Task brief:
Each of the records must appear again, exactly as it was written.

---------- Information provided ----------

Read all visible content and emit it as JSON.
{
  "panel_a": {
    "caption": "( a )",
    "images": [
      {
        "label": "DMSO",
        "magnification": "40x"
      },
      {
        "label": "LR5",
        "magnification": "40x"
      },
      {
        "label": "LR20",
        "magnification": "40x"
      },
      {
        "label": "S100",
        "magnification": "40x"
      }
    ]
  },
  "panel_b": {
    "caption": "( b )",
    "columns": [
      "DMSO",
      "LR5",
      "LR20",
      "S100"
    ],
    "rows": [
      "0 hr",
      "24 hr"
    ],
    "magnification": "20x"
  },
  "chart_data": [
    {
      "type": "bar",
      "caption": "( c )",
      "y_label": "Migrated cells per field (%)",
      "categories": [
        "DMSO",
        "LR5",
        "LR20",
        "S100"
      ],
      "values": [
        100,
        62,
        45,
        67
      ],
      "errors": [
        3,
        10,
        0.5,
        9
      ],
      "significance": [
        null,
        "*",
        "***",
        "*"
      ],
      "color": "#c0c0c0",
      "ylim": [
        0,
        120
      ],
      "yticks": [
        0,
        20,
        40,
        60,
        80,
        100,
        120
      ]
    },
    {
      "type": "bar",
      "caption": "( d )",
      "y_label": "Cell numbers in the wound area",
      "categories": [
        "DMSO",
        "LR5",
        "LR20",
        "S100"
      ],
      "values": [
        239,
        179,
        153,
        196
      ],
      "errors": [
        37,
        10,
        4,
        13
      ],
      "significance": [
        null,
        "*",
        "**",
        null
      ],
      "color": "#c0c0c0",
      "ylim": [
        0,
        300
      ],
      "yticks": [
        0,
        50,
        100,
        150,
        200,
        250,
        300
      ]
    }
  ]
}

----------

Solution for this task:
Read all visible content and emit it as JSON.
{
  "panel_a": {
    "caption": "( a )",
    "images": [
      {
        "label": "DMSO",
        "magnification": "40x"
      },
      {
        "label": "LR5",
        "magnification": "40x"
      },
      {
        "label": "LR20",
        "magnification": "40x"
      },
      {
        "label": "S100",
        "magnification": "40x"
      }
    ]
  },
  "panel_b": {
    "caption": "( b )",
    "columns": [
      "DMSO",
      "LR5",
      "LR20",
      "S100"
    ],
    "rows": [
      "0 hr",
      "24 hr"
    ],
    "magnification": "20x"
  },
  "chart_data": [
    {
      "type": "bar",
      "caption": "( c )",
      "y_label": "Migrated cells per field (%)",
      "categories": [
        "DMSO",
        "LR5",
        "LR20",
        "S100"
      ],
      "values": [
        100,
        62,
        45,
        67
      ],
      "errors": [
        3,
        10,
        0.5,
        9
      ],
      "significance": [
        null,
        "*",
        "***",
        "*"
      ],
      "color": "#c0c0c0",
      "ylim": [
        0,
        120
      ],
      "yticks": [
        0,
        20,
        40,
        60,
        80,
        100,
        120
      ]
    },
    {
      "type": "bar",
      "caption": "( d )",
      "y_label": "Cell numbers in the wound area",
      "categories": [
        "DMSO",
        "LR5",
        "LR20",
        "S100"
      ],
      "values": [
        239,
        179,
        153,
        196
      ],
      "errors": [
        37,
        10,
        4,
        13
      ],
      "significance": [
        null,
        "*",
        "**",
        null
      ],
      "color": "#c0c0c0",
      "ylim": [
        0,
        300
      ],
      "yticks": [
        0,
        50,
        100,
        150,
        200,
        250,
        300
      ]
    }
  ]
}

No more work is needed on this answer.